CHALLENGE
Search the data below for the word "diamond" and copy each line that holds it.

□ □ □ □ □

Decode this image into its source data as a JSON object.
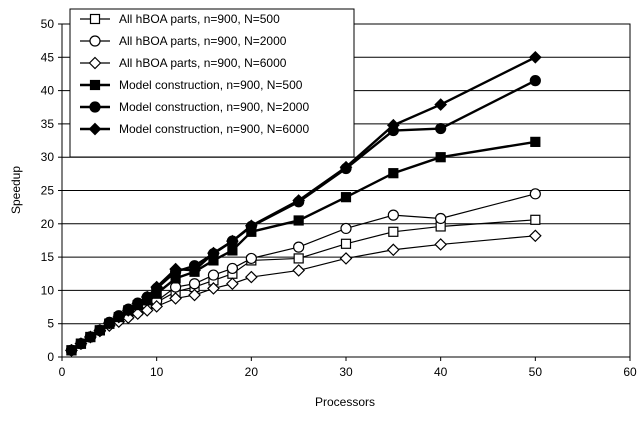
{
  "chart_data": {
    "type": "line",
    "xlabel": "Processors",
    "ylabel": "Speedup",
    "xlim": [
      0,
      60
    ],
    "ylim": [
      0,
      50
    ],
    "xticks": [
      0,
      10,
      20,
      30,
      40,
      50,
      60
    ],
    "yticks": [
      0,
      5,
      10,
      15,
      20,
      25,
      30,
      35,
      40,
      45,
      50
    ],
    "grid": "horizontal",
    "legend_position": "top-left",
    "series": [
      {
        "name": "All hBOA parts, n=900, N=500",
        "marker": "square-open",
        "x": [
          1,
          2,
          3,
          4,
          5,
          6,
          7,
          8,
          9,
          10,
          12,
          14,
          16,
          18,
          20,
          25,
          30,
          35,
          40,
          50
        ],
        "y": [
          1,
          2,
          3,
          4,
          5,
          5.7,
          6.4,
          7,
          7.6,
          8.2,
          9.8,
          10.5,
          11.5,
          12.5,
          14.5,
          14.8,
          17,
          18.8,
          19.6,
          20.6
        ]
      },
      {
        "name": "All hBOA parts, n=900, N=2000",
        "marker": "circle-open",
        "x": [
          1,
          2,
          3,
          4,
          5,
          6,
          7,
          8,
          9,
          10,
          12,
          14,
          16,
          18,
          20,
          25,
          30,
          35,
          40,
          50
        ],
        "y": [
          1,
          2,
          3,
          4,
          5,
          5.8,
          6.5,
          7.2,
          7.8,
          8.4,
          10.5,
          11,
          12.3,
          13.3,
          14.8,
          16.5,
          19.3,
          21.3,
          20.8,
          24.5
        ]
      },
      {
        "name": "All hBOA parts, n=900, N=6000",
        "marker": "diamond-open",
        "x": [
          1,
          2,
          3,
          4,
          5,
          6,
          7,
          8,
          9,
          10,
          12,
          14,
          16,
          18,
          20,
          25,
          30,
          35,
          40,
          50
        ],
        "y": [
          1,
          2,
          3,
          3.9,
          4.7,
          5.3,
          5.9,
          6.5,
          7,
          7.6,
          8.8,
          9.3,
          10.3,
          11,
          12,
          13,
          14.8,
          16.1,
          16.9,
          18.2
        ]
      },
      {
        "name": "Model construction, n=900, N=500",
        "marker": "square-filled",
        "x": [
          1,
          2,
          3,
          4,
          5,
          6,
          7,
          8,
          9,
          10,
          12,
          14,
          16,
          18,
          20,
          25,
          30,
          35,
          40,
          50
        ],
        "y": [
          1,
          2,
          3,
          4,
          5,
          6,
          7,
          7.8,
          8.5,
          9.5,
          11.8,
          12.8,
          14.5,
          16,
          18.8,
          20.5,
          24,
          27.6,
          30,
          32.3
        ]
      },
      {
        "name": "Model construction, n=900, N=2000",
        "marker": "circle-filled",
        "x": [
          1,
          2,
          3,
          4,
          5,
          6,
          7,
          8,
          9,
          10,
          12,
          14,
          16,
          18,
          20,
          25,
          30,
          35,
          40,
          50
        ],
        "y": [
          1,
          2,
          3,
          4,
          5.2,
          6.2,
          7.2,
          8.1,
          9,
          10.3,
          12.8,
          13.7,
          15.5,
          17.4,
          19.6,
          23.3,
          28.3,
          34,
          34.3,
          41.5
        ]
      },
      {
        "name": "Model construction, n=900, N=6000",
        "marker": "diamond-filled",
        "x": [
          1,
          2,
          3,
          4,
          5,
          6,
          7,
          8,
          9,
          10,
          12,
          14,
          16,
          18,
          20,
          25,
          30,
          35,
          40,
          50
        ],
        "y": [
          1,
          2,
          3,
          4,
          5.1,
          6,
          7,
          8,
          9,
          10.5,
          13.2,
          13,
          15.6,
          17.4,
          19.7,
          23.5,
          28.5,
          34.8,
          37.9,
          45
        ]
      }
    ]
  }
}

□ □ □ □ □

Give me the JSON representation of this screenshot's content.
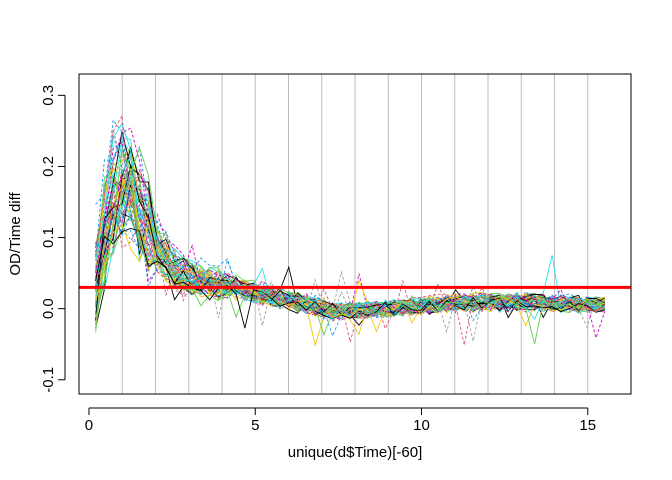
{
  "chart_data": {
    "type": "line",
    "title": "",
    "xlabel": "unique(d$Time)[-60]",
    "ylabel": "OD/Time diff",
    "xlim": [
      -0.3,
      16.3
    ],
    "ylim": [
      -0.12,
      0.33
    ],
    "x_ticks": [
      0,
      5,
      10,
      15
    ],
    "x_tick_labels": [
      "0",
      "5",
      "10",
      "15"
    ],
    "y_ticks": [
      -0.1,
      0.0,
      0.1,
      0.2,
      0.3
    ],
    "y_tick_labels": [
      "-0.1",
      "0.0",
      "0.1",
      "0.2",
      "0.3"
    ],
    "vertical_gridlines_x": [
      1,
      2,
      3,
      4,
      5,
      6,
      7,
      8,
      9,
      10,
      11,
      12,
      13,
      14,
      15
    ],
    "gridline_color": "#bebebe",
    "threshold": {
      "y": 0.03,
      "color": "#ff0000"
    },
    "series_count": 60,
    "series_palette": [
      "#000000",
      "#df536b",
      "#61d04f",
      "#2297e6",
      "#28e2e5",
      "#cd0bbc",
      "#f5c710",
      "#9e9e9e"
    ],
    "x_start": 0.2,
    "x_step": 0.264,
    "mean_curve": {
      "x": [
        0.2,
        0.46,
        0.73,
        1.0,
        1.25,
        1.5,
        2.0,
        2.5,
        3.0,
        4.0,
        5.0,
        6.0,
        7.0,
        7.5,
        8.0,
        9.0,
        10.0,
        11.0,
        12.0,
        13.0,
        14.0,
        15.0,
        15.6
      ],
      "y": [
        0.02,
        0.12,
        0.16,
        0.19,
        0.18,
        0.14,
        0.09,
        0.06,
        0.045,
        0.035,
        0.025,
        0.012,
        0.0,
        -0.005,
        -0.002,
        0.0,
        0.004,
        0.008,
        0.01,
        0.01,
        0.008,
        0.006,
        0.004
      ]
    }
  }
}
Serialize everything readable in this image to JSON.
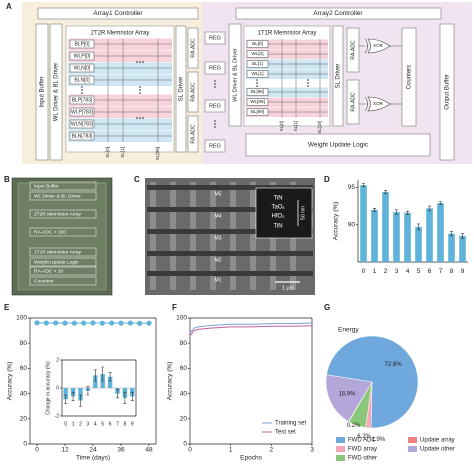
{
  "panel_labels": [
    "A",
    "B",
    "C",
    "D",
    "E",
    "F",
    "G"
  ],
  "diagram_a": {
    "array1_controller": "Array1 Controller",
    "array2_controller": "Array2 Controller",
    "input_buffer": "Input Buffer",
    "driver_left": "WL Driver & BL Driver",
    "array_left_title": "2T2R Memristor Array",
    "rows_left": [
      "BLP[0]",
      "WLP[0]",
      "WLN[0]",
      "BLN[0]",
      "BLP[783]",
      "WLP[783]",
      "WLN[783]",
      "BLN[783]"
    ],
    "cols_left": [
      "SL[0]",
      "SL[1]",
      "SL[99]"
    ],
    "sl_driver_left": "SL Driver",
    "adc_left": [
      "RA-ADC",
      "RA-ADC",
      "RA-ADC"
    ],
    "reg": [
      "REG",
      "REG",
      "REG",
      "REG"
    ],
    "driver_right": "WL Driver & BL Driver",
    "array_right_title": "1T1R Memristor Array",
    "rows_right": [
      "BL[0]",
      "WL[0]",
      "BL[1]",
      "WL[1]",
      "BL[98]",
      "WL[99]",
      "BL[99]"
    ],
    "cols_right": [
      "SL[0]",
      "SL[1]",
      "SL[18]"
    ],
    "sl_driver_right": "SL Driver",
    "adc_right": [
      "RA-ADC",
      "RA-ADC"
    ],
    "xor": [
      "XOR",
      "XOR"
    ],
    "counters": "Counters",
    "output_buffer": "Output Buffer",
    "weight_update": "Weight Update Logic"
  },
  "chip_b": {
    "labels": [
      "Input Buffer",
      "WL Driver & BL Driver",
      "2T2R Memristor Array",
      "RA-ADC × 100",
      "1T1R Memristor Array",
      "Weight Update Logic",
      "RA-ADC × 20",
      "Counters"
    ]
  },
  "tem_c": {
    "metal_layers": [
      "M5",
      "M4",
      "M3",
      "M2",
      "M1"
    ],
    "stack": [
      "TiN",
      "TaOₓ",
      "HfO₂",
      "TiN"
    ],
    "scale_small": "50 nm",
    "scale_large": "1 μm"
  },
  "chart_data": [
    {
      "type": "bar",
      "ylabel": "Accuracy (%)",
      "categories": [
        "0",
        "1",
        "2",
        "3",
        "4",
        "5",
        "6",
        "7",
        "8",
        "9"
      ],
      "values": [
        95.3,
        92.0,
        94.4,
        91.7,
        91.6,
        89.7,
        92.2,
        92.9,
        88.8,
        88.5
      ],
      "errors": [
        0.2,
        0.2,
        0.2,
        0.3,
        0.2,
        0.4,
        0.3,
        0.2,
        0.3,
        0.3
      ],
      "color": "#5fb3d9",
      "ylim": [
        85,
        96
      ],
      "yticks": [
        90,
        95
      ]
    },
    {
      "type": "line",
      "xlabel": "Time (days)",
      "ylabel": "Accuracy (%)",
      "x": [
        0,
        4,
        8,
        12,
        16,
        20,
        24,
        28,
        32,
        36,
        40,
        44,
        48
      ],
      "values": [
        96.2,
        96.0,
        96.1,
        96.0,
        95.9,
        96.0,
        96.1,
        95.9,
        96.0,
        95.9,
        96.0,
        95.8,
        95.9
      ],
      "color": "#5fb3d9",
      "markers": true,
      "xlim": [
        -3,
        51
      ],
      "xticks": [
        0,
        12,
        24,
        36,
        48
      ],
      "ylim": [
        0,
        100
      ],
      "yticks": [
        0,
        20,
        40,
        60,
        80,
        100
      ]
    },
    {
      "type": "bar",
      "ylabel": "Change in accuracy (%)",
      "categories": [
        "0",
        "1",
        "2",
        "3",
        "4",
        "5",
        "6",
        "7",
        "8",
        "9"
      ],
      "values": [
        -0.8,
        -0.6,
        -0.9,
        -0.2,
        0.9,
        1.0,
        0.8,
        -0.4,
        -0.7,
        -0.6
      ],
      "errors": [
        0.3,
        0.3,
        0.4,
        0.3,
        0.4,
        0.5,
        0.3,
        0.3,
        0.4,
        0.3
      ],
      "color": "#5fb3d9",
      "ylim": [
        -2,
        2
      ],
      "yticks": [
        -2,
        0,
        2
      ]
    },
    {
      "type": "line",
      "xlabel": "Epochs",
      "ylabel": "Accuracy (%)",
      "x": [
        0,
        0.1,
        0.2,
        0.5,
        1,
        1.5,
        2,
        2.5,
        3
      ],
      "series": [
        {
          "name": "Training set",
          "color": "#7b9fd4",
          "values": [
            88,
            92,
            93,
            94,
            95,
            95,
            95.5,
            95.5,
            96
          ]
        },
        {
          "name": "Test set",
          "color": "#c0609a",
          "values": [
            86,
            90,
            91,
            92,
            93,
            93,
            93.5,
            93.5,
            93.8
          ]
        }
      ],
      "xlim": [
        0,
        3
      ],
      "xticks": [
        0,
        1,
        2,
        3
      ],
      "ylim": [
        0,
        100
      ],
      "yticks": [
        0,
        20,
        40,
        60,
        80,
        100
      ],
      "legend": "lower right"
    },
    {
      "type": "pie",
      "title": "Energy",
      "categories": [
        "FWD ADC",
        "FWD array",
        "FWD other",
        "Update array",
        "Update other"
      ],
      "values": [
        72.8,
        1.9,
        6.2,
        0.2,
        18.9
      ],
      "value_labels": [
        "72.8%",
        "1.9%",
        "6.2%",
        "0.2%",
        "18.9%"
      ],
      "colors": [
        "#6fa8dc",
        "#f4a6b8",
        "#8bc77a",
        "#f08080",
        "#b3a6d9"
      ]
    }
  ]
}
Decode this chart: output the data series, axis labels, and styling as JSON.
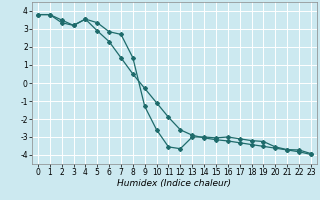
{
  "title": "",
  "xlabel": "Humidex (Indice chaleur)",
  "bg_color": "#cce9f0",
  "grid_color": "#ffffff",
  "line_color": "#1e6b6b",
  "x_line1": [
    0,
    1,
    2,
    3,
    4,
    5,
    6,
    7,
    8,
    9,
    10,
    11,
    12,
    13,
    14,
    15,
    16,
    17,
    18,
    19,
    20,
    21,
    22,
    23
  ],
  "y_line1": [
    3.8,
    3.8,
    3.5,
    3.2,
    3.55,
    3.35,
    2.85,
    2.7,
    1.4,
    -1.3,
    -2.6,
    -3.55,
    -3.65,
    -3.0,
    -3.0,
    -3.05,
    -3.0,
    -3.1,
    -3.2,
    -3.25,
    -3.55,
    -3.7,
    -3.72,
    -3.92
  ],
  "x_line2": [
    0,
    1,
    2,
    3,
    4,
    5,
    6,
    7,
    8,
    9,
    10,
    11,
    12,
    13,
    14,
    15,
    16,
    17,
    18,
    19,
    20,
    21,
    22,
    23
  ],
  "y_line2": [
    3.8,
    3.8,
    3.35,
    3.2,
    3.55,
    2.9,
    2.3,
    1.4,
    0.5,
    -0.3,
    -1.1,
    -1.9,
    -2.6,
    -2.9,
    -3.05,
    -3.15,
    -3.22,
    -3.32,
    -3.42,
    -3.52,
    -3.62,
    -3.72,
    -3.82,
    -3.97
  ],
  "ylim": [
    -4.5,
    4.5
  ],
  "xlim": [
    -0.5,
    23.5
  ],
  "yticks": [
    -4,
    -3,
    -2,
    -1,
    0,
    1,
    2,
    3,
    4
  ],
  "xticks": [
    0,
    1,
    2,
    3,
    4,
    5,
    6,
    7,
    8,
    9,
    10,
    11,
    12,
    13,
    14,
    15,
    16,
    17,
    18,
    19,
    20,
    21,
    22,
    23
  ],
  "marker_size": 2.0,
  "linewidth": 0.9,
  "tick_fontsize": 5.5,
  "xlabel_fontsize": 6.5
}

□ □ □ □ □

COMPLETE RESPONSE
        "marker": "diamond-open",
        "marker": "diamond-filled",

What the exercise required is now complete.